=== Input for this task ===

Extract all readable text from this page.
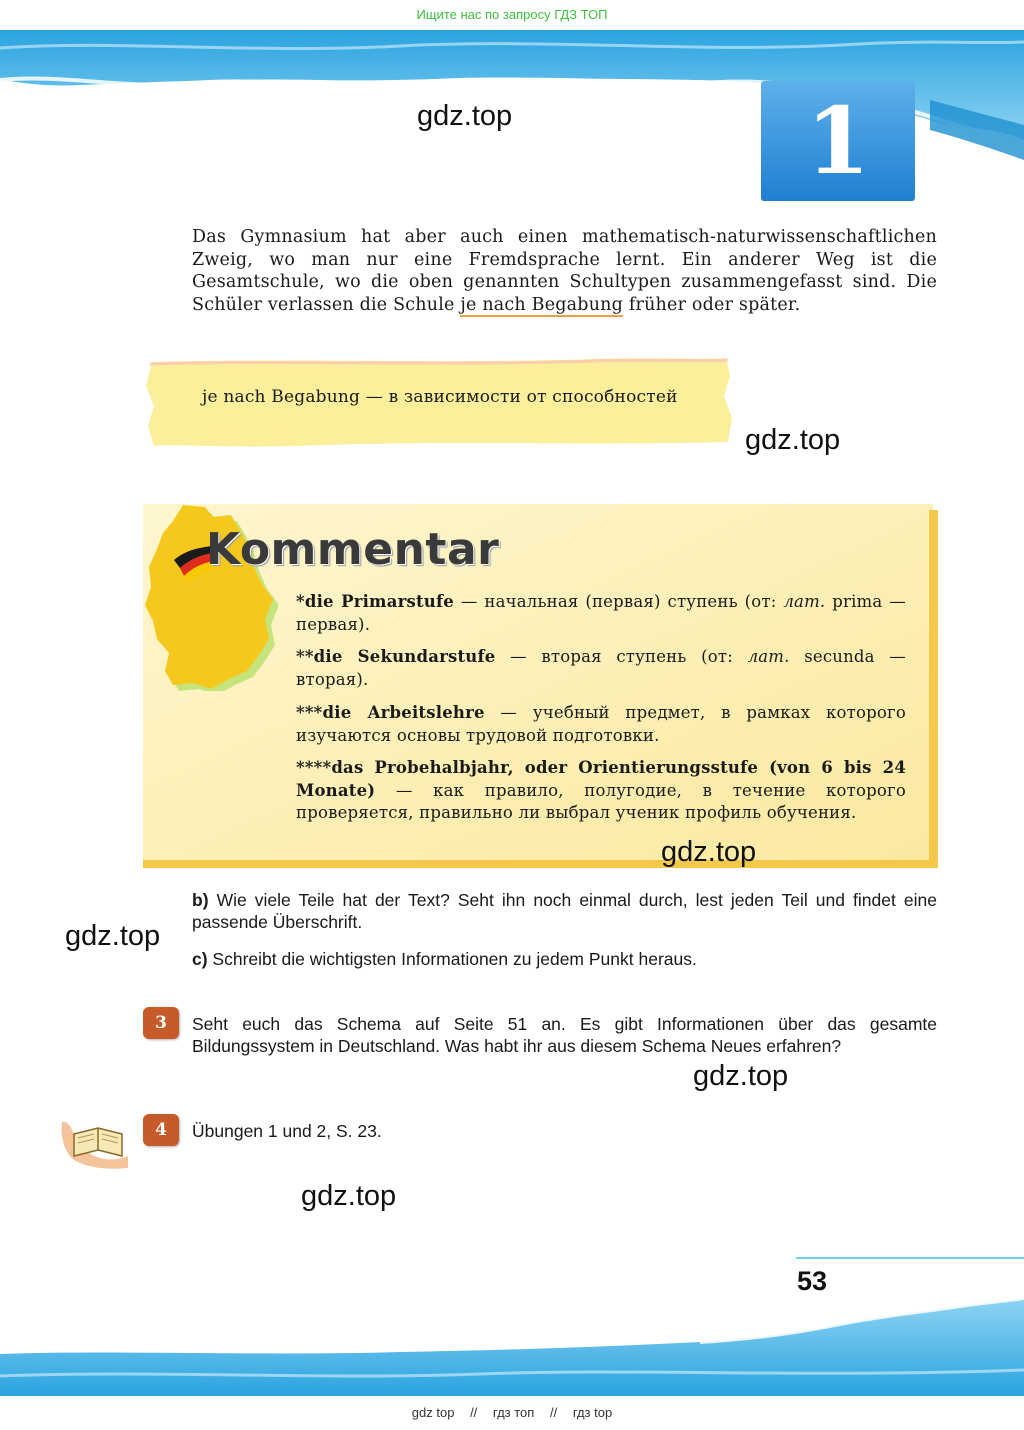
Ищите нас по запросу ГДЗ ТОП
1
gdz.top
Das Gymnasium hat aber auch einen mathematisch-naturwissenschaftlichen Zweig, wo man nur eine Fremdsprache lernt. Ein anderer Weg ist die Gesamtschule, wo die oben genannten Schultypen zusammengefasst sind. Die Schüler verlassen die Schule je nach Begabung früher oder später.
je nach Begabung — в зависимости от способностей
gdz.top
Kommentar
*die Primarstufe — начальная (первая) ступень (от: лат. prima — первая).
**die Sekundarstufe — вторая ступень (от: лат. secunda — вторая).
***die Arbeitslehre — учебный предмет, в рамках которого изучаются основы трудовой подготовки.
****das Probehalbjahr, oder Orientierungsstufe (von 6 bis 24 Monate) — как правило, полугодие, в течение которого проверяется, правильно ли выбрал ученик профиль обучения.
gdz.top
b) Wie viele Teile hat der Text? Seht ihn noch einmal durch, lest jeden Teil und findet eine passende Überschrift.
gdz.top
c) Schreibt die wichtigsten Informationen zu jedem Punkt heraus.
3	Seht euch das Schema auf Seite 51 an. Es gibt Informationen über das gesamte Bildungssystem in Deutschland. Was habt ihr aus diesem Schema Neues erfahren?
gdz.top
4	Übungen 1 und 2, S. 23.
gdz.top
53
gdz top // гдз топ // гдз top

===

▸ Prompt
List each line of the entries that holds the string "Informationen".

▸ Result below
c) Schreibt die wichtigsten Informationen zu jedem Punkt heraus.
3	Seht euch das Schema auf Seite 51 an. Es gibt Informationen über das gesamte Bildungssystem in Deutschland. Was habt ihr aus diesem Schema Neues erfahren?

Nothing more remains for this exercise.